Dataset records

┏━━

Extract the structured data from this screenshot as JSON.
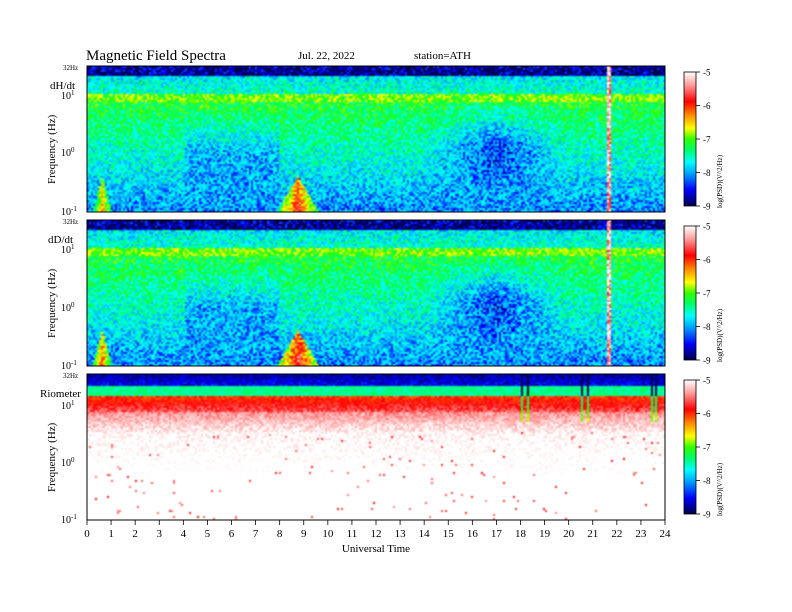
{
  "header": {
    "title": "Magnetic  Field  Spectra",
    "date": "Jul.  22,  2022",
    "station": "station=ATH"
  },
  "chart_data": [
    {
      "type": "heatmap",
      "panel_label": "dH/dt",
      "ylabel": "Frequency  (Hz)",
      "y_ticks": [
        {
          "base": "10",
          "exp": "-1"
        },
        {
          "base": "10",
          "exp": "0"
        },
        {
          "base": "10",
          "exp": "1"
        }
      ],
      "y_top_label": "32Hz",
      "yscale": "log",
      "ylim": [
        0.1,
        32
      ],
      "xlim": [
        0,
        24
      ],
      "colorbar": {
        "ticks": [
          "-5",
          "-6",
          "-7",
          "-8",
          "-9"
        ],
        "label": "log(PSD)(V^2/Hz)",
        "range": [
          -9,
          -5
        ]
      },
      "features": {
        "low_freq_bursts": [
          {
            "start": 0.2,
            "end": 1.0,
            "peak": -6.2
          },
          {
            "start": 7.9,
            "end": 9.6,
            "peak": -5.8
          }
        ],
        "broadband_spikes": [
          21.7
        ],
        "quiet_interval": {
          "start": 14,
          "end": 20,
          "level": -8.2
        }
      }
    },
    {
      "type": "heatmap",
      "panel_label": "dD/dt",
      "ylabel": "Frequency  (Hz)",
      "y_ticks": [
        {
          "base": "10",
          "exp": "-1"
        },
        {
          "base": "10",
          "exp": "0"
        },
        {
          "base": "10",
          "exp": "1"
        }
      ],
      "y_top_label": "32Hz",
      "yscale": "log",
      "ylim": [
        0.1,
        32
      ],
      "xlim": [
        0,
        24
      ],
      "colorbar": {
        "ticks": [
          "-5",
          "-6",
          "-7",
          "-8",
          "-9"
        ],
        "label": "log(PSD)(V^2/Hz)",
        "range": [
          -9,
          -5
        ]
      },
      "features": {
        "low_freq_bursts": [
          {
            "start": 0.2,
            "end": 1.0,
            "peak": -6.0
          },
          {
            "start": 7.9,
            "end": 9.6,
            "peak": -5.6
          }
        ],
        "broadband_spikes": [
          21.7
        ],
        "quiet_interval": {
          "start": 14,
          "end": 20,
          "level": -8.2
        }
      }
    },
    {
      "type": "heatmap",
      "panel_label": "Riometer",
      "ylabel": "Frequency  (Hz)",
      "y_ticks": [
        {
          "base": "10",
          "exp": "-1"
        },
        {
          "base": "10",
          "exp": "0"
        },
        {
          "base": "10",
          "exp": "1"
        }
      ],
      "y_top_label": "32Hz",
      "yscale": "log",
      "ylim": [
        0.1,
        32
      ],
      "xlim": [
        0,
        24
      ],
      "colorbar": {
        "ticks": [
          "-5",
          "-6",
          "-7",
          "-8",
          "-9"
        ],
        "label": "log(PSD)(V^2/Hz)",
        "range": [
          -9,
          -5
        ]
      },
      "features": {
        "high_power_band_hz": [
          5,
          14
        ],
        "broadband_spikes": [
          18.1,
          18.3,
          20.6,
          20.8,
          23.5,
          23.7
        ]
      }
    }
  ],
  "x_axis": {
    "label": "Universal Time",
    "ticks": [
      "0",
      "1",
      "2",
      "3",
      "4",
      "5",
      "6",
      "7",
      "8",
      "9",
      "10",
      "11",
      "12",
      "13",
      "14",
      "15",
      "16",
      "17",
      "18",
      "19",
      "20",
      "21",
      "22",
      "23",
      "24"
    ]
  },
  "colors": {
    "ramp": [
      "#00004a",
      "#0000ff",
      "#00aaff",
      "#00ffff",
      "#00ff66",
      "#33ff00",
      "#ffff00",
      "#ff8800",
      "#ff0000",
      "#ff9999",
      "#ffffff"
    ]
  }
}
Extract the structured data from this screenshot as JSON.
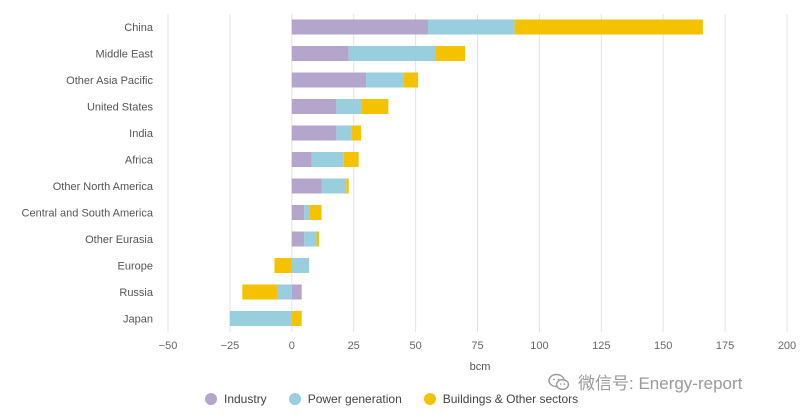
{
  "chart_data": {
    "type": "bar",
    "orientation": "horizontal",
    "stacked": true,
    "categories": [
      "China",
      "Middle East",
      "Other Asia Pacific",
      "United States",
      "India",
      "Africa",
      "Other North America",
      "Central and South America",
      "Other Eurasia",
      "Europe",
      "Russia",
      "Japan"
    ],
    "series": [
      {
        "name": "Industry",
        "color": "#b3a5cc",
        "values": [
          55,
          23,
          30,
          18,
          18,
          8,
          12,
          5,
          5,
          0,
          4,
          0
        ]
      },
      {
        "name": "Power generation",
        "color": "#98cedd",
        "values": [
          35,
          35,
          15,
          10,
          6,
          13,
          10,
          2,
          5,
          7,
          -6,
          -25
        ]
      },
      {
        "name": "Buildings & Other sectors",
        "color": "#f5c200",
        "values": [
          76,
          12,
          6,
          11,
          4,
          6,
          1,
          5,
          1,
          -7,
          -14,
          4
        ]
      }
    ],
    "xlabel": "bcm",
    "xlim": [
      -50,
      200
    ],
    "xticks": [
      -50,
      -25,
      0,
      25,
      50,
      75,
      100,
      125,
      150,
      175,
      200
    ],
    "xtick_labels": [
      "−50",
      "−25",
      "0",
      "25",
      "50",
      "75",
      "100",
      "125",
      "150",
      "175",
      "200"
    ],
    "grid": "vertical",
    "legend_position": "bottom"
  },
  "watermark": {
    "text": "微信号: Energy-report",
    "icon": "wechat-icon"
  }
}
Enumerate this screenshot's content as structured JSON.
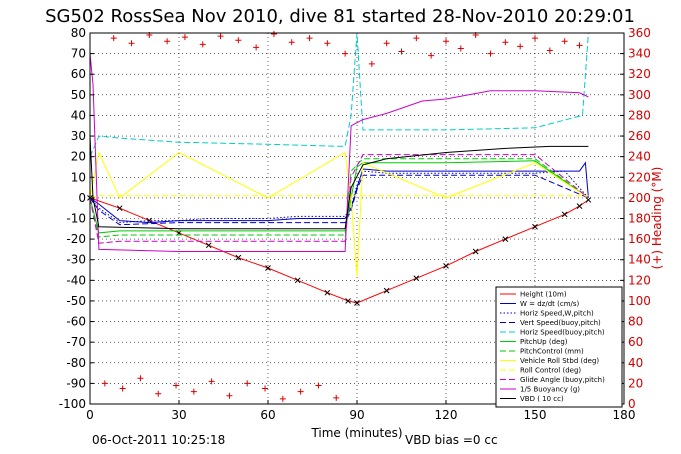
{
  "chart_data": {
    "type": "line",
    "title": "SG502 RossSea Nov 2010, dive 81 started 28-Nov-2010 20:29:01",
    "xlabel": "Time (minutes)",
    "ylabel": "",
    "ylabel_right": "(+) Heading (°M)",
    "xlim": [
      0,
      180
    ],
    "ylim": [
      -100,
      80
    ],
    "ylim_right": [
      0,
      360
    ],
    "x_ticks": [
      "0",
      "30",
      "60",
      "90",
      "120",
      "150",
      "180"
    ],
    "y_ticks": [
      "80",
      "70",
      "60",
      "50",
      "40",
      "30",
      "20",
      "10",
      "0",
      "-10",
      "-20",
      "-30",
      "-40",
      "-50",
      "-60",
      "-70",
      "-80",
      "-90",
      "-100"
    ],
    "y_ticks_right": [
      "360",
      "340",
      "320",
      "300",
      "280",
      "260",
      "240",
      "220",
      "200",
      "180",
      "160",
      "140",
      "120",
      "100",
      "80",
      "60",
      "40",
      "20",
      "0"
    ],
    "grid": true,
    "legend_position": "lower-right",
    "footer_left": "06-Oct-2011 10:25:18",
    "footer_right": "VBD bias =0 cc",
    "series": [
      {
        "name": "Height (10m)",
        "color": "#ff0000",
        "style": "solid",
        "x": [
          0,
          10,
          20,
          30,
          40,
          50,
          60,
          70,
          80,
          87,
          90,
          100,
          110,
          120,
          130,
          140,
          150,
          160,
          165,
          168
        ],
        "y": [
          0,
          -5,
          -11,
          -17,
          -23,
          -29,
          -34,
          -40,
          -46,
          -50,
          -51,
          -45,
          -39,
          -33,
          -26,
          -20,
          -14,
          -8,
          -4,
          -1
        ]
      },
      {
        "name": "W = dz/dt (cm/s)",
        "color": "#0000cc",
        "style": "solid",
        "x": [
          0,
          3,
          10,
          20,
          30,
          40,
          50,
          60,
          70,
          80,
          86,
          88,
          90,
          92,
          100,
          110,
          120,
          130,
          140,
          150,
          160,
          165,
          167,
          168
        ],
        "y": [
          0,
          -3,
          -11,
          -12,
          -11,
          -11,
          -11,
          -11,
          -10,
          -10,
          -10,
          -5,
          5,
          14,
          13,
          13,
          13,
          13,
          13,
          13,
          13,
          13,
          17,
          0
        ]
      },
      {
        "name": "Horiz Speed,W,pitch)",
        "color": "#0000cc",
        "style": "dotted",
        "x": [
          0,
          3,
          10,
          20,
          30,
          40,
          50,
          60,
          70,
          80,
          86,
          88,
          90,
          92,
          100,
          110,
          120,
          130,
          140,
          150,
          160,
          168
        ],
        "y": [
          0,
          -5,
          -12,
          -11,
          -11,
          -10,
          -10,
          -10,
          -9,
          -9,
          -9,
          -4,
          6,
          13,
          12,
          12,
          12,
          12,
          12,
          12,
          13,
          0
        ]
      },
      {
        "name": "Vert Speed(buoy,pitch)",
        "color": "#0000cc",
        "style": "dashed",
        "x": [
          0,
          3,
          10,
          30,
          60,
          86,
          88,
          90,
          92,
          120,
          150,
          168
        ],
        "y": [
          0,
          -6,
          -13,
          -12,
          -12,
          -12,
          -6,
          4,
          11,
          11,
          11,
          0
        ]
      },
      {
        "name": "Horiz Speed(buoy,pitch)",
        "color": "#00cccc",
        "style": "dashed",
        "x": [
          0,
          3,
          10,
          30,
          60,
          86,
          88,
          90,
          92,
          120,
          150,
          166,
          168
        ],
        "y": [
          20,
          30,
          29,
          27,
          26,
          25,
          40,
          80,
          33,
          33,
          34,
          40,
          80
        ]
      },
      {
        "name": "PitchUp (deg)",
        "color": "#00cc00",
        "style": "solid",
        "x": [
          0,
          3,
          10,
          30,
          60,
          86,
          88,
          90,
          92,
          120,
          150,
          168
        ],
        "y": [
          0,
          -17,
          -16,
          -16,
          -16,
          -16,
          0,
          15,
          17,
          17,
          18,
          0
        ]
      },
      {
        "name": "PitchControl (mm)",
        "color": "#00cc00",
        "style": "dashed",
        "x": [
          0,
          3,
          10,
          30,
          60,
          86,
          88,
          92,
          120,
          150,
          168
        ],
        "y": [
          0,
          -19,
          -18,
          -18,
          -18,
          -18,
          13,
          19,
          19,
          19,
          0
        ]
      },
      {
        "name": "Vehicle Roll Stbd (deg)",
        "color": "#ffff00",
        "style": "solid",
        "x": [
          0,
          3,
          10,
          30,
          60,
          86,
          88,
          90,
          92,
          120,
          150,
          168
        ],
        "y": [
          0,
          22,
          0,
          22,
          0,
          22,
          0,
          -38,
          17,
          0,
          17,
          0
        ]
      },
      {
        "name": "Roll Control (deg)",
        "color": "#ffff00",
        "style": "dashed",
        "x": [
          0,
          3,
          10,
          30,
          60,
          86,
          88,
          92,
          120,
          150,
          168
        ],
        "y": [
          0,
          1,
          1,
          1,
          1,
          1,
          1,
          1,
          1,
          1,
          1
        ]
      },
      {
        "name": "Glide Angle (buoy,pitch)",
        "color": "#cc00cc",
        "style": "dashed",
        "x": [
          0,
          3,
          10,
          30,
          60,
          86,
          88,
          92,
          120,
          150,
          168
        ],
        "y": [
          0,
          -22,
          -21,
          -21,
          -21,
          -21,
          10,
          21,
          21,
          21,
          0
        ]
      },
      {
        "name": "1/5 Buoyancy (g)",
        "color": "#cc00cc",
        "style": "solid",
        "x": [
          0,
          1,
          3,
          30,
          60,
          86,
          88,
          92,
          100,
          112,
          120,
          135,
          150,
          165,
          168
        ],
        "y": [
          70,
          55,
          -25,
          -26,
          -26,
          -26,
          35,
          38,
          41,
          47,
          48,
          52,
          52,
          51,
          49
        ]
      },
      {
        "name": "VBD ( 10 cc)",
        "color": "#000000",
        "style": "solid",
        "x": [
          0,
          1,
          3,
          30,
          60,
          86,
          88,
          92,
          100,
          120,
          140,
          155,
          168
        ],
        "y": [
          30,
          0,
          -14,
          -15,
          -15,
          -15,
          5,
          16,
          19,
          22,
          24,
          25,
          25
        ]
      },
      {
        "name": "Heading",
        "color": "#dd0000",
        "style": "plus-markers",
        "axis": "right",
        "x": [
          5,
          8,
          11,
          14,
          17,
          20,
          23,
          26,
          29,
          32,
          35,
          38,
          41,
          44,
          47,
          50,
          53,
          56,
          59,
          62,
          65,
          68,
          71,
          74,
          77,
          80,
          83,
          86,
          95,
          100,
          105,
          110,
          115,
          120,
          125,
          130,
          135,
          140,
          145,
          150,
          155,
          160,
          165
        ],
        "y": [
          20,
          355,
          15,
          350,
          25,
          358,
          10,
          352,
          18,
          356,
          12,
          349,
          22,
          357,
          8,
          353,
          20,
          346,
          15,
          359,
          5,
          351,
          12,
          355,
          18,
          350,
          6,
          340,
          330,
          350,
          342,
          355,
          338,
          352,
          345,
          358,
          340,
          351,
          347,
          355,
          343,
          352,
          348
        ]
      }
    ]
  }
}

┗━━

Given task
Find how many lines in the records contain the string "Other", then give the number alone.

Task output
4